### Exercise directions:
Copy each line exactly. Drop every picture.

START

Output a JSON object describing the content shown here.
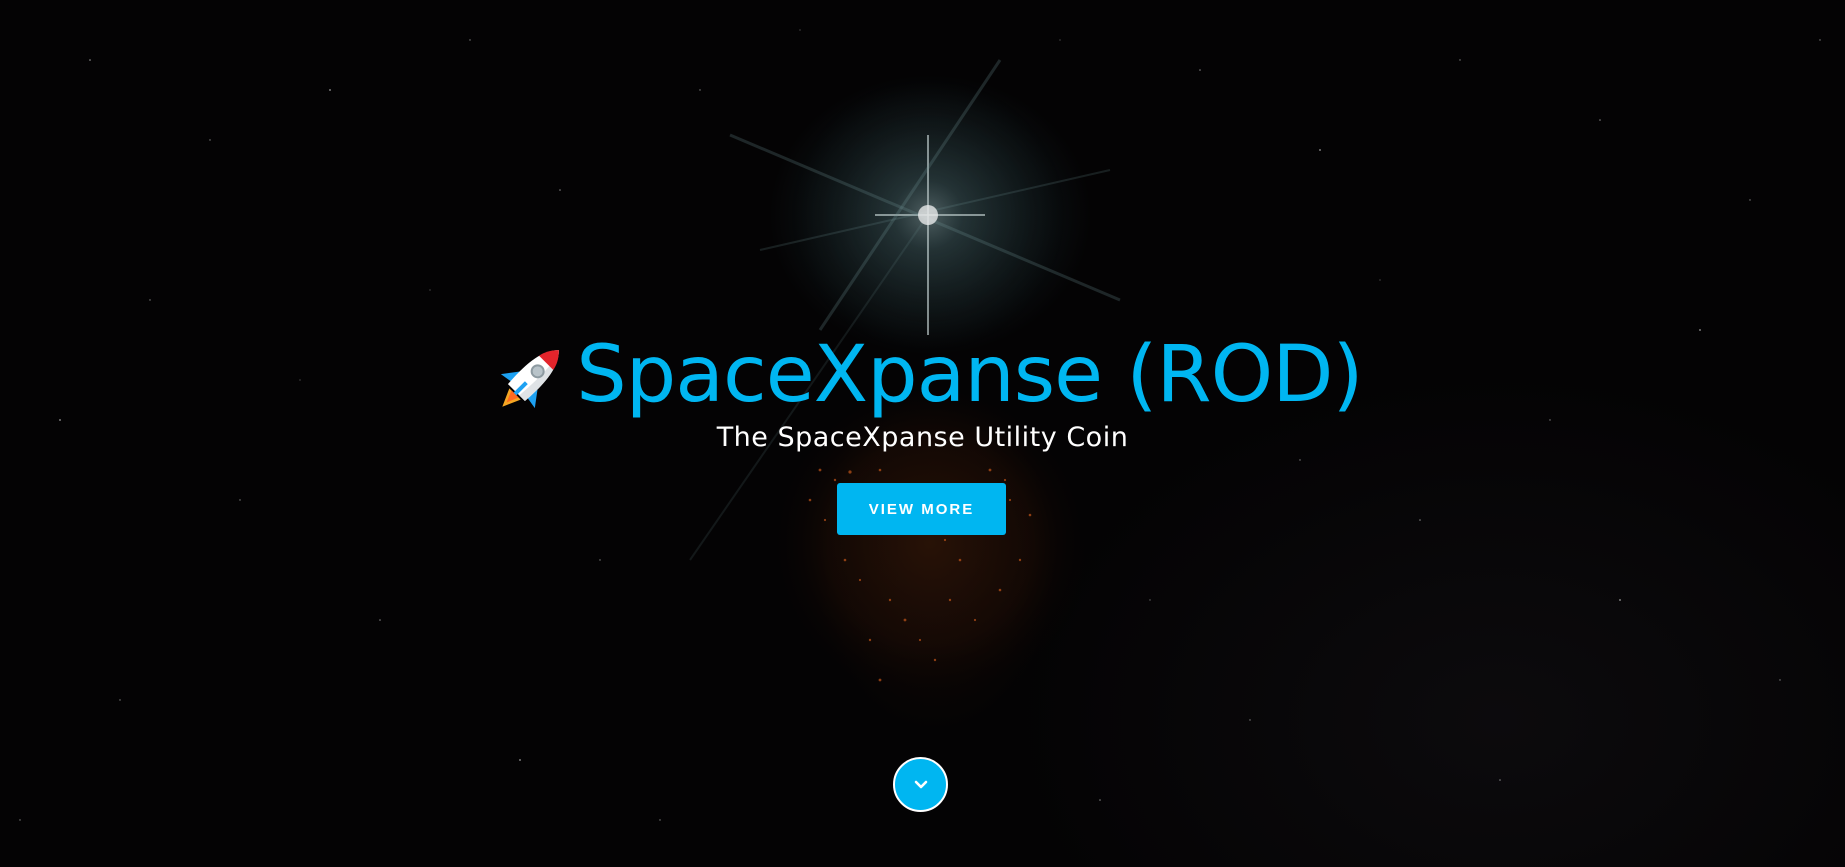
{
  "hero": {
    "title": "SpaceXpanse (ROD)",
    "subtitle": "The SpaceXpanse Utility Coin",
    "rocket_icon": "rocket-icon",
    "cta_label": "VIEW MORE",
    "scroll_icon": "chevron-down-icon"
  },
  "colors": {
    "accent": "#00b6f1",
    "background": "#040304",
    "text": "#ffffff"
  }
}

END

### Expected output:
Output a JSON object describing the content shown here.
{
  "hero": {
    "title": "SpaceXpanse (ROD)",
    "subtitle": "The SpaceXpanse Utility Coin",
    "rocket_icon": "rocket-icon",
    "cta_label": "VIEW MORE",
    "scroll_icon": "chevron-down-icon"
  },
  "colors": {
    "accent": "#00b6f1",
    "background": "#040304",
    "text": "#ffffff"
  }
}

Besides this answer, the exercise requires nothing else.